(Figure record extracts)
|---|

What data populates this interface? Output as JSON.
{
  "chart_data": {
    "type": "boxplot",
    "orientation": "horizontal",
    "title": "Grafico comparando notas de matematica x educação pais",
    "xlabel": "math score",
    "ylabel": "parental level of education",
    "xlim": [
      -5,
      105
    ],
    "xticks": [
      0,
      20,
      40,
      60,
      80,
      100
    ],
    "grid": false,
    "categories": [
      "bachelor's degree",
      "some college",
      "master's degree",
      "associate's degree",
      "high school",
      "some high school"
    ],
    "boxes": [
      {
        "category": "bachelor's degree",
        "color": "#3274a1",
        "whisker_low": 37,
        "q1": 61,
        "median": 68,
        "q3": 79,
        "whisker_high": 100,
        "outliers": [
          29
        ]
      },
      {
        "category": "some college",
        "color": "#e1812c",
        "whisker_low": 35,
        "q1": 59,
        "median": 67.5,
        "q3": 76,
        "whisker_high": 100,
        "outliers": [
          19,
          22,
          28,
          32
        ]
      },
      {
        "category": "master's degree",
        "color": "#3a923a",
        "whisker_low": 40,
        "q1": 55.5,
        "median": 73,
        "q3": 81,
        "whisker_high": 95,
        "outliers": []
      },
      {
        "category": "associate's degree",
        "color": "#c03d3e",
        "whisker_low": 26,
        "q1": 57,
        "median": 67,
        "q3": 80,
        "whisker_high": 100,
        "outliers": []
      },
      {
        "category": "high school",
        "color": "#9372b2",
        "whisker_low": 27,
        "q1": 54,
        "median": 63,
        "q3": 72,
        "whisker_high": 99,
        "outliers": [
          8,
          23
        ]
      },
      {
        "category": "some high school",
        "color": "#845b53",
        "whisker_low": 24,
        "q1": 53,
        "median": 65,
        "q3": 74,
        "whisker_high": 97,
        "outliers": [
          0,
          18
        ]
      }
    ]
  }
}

|---|

### EXERCISE OBJECTIVE
Repeat the listing above without any change.

### REPLY
What data populates this interface? Output as JSON.
{
  "chart_data": {
    "type": "boxplot",
    "orientation": "horizontal",
    "title": "Grafico comparando notas de matematica x educação pais",
    "xlabel": "math score",
    "ylabel": "parental level of education",
    "xlim": [
      -5,
      105
    ],
    "xticks": [
      0,
      20,
      40,
      60,
      80,
      100
    ],
    "grid": false,
    "categories": [
      "bachelor's degree",
      "some college",
      "master's degree",
      "associate's degree",
      "high school",
      "some high school"
    ],
    "boxes": [
      {
        "category": "bachelor's degree",
        "color": "#3274a1",
        "whisker_low": 37,
        "q1": 61,
        "median": 68,
        "q3": 79,
        "whisker_high": 100,
        "outliers": [
          29
        ]
      },
      {
        "category": "some college",
        "color": "#e1812c",
        "whisker_low": 35,
        "q1": 59,
        "median": 67.5,
        "q3": 76,
        "whisker_high": 100,
        "outliers": [
          19,
          22,
          28,
          32
        ]
      },
      {
        "category": "master's degree",
        "color": "#3a923a",
        "whisker_low": 40,
        "q1": 55.5,
        "median": 73,
        "q3": 81,
        "whisker_high": 95,
        "outliers": []
      },
      {
        "category": "associate's degree",
        "color": "#c03d3e",
        "whisker_low": 26,
        "q1": 57,
        "median": 67,
        "q3": 80,
        "whisker_high": 100,
        "outliers": []
      },
      {
        "category": "high school",
        "color": "#9372b2",
        "whisker_low": 27,
        "q1": 54,
        "median": 63,
        "q3": 72,
        "whisker_high": 99,
        "outliers": [
          8,
          23
        ]
      },
      {
        "category": "some high school",
        "color": "#845b53",
        "whisker_low": 24,
        "q1": 53,
        "median": 65,
        "q3": 74,
        "whisker_high": 97,
        "outliers": [
          0,
          18
        ]
      }
    ]
  }
}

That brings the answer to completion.